◆ **PROBLEM REQUIREMENTS**: Gather up the lines that contain "General".

## begin ENTRIES

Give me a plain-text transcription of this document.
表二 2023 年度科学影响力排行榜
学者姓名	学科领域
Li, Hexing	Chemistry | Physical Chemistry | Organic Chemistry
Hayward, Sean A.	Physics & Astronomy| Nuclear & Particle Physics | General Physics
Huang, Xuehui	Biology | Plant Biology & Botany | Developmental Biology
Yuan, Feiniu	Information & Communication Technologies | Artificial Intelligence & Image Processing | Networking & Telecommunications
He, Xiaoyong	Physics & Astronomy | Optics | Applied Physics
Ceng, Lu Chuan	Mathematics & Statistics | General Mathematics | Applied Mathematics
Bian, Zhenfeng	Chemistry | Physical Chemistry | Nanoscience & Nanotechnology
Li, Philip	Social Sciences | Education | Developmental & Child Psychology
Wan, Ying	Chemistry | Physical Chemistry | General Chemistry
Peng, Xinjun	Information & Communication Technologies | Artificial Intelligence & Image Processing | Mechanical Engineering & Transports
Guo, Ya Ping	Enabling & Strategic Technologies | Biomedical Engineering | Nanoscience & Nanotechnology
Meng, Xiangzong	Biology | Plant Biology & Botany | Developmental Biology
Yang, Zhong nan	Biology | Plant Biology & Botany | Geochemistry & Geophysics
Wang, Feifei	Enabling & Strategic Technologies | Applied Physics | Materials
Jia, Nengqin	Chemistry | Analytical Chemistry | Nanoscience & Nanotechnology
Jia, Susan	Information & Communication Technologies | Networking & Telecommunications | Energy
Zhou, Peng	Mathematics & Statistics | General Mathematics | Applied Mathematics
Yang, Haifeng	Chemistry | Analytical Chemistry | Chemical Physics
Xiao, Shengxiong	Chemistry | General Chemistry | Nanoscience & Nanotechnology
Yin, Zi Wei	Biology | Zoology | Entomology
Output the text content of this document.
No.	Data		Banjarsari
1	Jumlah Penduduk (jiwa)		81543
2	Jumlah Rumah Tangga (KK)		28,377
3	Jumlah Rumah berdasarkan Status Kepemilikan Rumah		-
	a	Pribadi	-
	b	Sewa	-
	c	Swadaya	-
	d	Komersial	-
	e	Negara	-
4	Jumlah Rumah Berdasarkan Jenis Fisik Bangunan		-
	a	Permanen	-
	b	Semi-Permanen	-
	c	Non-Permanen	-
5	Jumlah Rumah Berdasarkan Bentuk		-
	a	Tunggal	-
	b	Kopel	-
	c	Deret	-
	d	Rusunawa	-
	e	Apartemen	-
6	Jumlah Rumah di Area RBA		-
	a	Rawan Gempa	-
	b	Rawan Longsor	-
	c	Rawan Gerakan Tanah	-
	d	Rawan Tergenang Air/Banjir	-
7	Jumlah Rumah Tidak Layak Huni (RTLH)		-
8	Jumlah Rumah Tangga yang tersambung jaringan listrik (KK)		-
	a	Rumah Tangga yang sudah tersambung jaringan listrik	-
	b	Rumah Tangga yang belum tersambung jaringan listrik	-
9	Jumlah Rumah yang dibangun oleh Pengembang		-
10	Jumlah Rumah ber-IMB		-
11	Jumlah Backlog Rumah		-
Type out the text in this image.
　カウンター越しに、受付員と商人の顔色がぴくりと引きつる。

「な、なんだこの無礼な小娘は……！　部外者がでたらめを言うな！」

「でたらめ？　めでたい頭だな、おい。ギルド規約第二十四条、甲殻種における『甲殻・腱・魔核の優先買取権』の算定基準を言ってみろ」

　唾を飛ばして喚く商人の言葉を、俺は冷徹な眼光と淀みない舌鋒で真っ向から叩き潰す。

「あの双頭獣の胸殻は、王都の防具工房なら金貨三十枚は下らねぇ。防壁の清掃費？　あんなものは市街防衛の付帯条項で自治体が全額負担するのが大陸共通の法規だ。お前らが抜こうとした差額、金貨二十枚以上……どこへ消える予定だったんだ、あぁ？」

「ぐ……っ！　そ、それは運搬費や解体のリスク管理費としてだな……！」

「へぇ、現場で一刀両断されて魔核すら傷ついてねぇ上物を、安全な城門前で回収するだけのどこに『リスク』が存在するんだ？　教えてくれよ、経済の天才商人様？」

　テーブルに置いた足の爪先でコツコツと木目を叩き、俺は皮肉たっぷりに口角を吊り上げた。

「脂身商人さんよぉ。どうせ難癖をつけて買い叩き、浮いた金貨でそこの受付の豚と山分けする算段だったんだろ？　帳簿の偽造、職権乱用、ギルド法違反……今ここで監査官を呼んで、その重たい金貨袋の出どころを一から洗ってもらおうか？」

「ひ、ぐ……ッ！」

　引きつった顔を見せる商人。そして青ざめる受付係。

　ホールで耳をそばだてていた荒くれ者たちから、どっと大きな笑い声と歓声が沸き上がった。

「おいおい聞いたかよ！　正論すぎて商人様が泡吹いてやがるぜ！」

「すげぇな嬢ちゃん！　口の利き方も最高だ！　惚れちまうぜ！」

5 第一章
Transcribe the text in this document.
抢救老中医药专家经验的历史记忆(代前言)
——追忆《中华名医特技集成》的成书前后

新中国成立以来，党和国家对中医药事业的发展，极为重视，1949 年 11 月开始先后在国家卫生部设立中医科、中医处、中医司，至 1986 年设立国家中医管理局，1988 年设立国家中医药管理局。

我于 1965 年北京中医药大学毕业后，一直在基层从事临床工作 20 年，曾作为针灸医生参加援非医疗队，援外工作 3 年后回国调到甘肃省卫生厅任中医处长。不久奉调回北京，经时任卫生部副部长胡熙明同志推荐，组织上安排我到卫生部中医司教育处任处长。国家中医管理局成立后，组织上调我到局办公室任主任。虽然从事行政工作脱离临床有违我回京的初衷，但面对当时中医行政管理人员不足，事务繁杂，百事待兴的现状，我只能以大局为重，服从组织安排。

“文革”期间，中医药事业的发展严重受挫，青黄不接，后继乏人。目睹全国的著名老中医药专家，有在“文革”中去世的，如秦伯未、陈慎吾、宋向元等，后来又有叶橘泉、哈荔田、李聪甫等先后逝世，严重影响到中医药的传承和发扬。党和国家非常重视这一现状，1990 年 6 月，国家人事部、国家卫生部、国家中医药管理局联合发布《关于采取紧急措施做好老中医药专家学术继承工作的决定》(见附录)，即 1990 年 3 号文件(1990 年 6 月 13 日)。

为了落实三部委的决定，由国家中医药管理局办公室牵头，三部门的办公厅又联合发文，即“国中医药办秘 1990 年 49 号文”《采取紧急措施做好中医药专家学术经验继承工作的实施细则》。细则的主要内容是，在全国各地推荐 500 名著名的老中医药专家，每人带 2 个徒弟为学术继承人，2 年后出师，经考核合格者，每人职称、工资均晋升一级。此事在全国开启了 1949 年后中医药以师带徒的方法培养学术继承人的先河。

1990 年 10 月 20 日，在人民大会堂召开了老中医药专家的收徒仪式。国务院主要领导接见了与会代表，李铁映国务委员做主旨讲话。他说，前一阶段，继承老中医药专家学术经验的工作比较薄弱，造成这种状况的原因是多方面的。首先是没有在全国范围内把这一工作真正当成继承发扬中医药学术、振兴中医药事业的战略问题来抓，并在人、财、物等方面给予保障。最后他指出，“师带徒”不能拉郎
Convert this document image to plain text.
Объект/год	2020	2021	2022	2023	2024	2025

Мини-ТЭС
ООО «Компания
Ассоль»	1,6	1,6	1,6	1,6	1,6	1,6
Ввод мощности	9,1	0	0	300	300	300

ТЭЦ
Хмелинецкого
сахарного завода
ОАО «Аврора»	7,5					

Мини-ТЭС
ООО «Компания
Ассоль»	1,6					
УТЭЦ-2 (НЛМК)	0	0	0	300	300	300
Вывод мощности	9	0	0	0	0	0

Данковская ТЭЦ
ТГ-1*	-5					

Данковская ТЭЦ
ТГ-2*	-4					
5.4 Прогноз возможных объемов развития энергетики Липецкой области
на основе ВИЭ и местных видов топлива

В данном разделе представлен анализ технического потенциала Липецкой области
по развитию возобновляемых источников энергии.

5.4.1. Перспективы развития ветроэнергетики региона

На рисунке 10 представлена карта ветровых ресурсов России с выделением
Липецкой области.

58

## end ENTRIES

◆ **ANSWER TO THE PROBLEM**:
Hayward, Sean A.	Physics & Astronomy| Nuclear & Particle Physics | General Physics
Ceng, Lu Chuan	Mathematics & Statistics | General Mathematics | Applied Mathematics
Wan, Ying	Chemistry | Physical Chemistry | General Chemistry
Zhou, Peng	Mathematics & Statistics | General Mathematics | Applied Mathematics
Xiao, Shengxiong	Chemistry | General Chemistry | Nanoscience & Nanotechnology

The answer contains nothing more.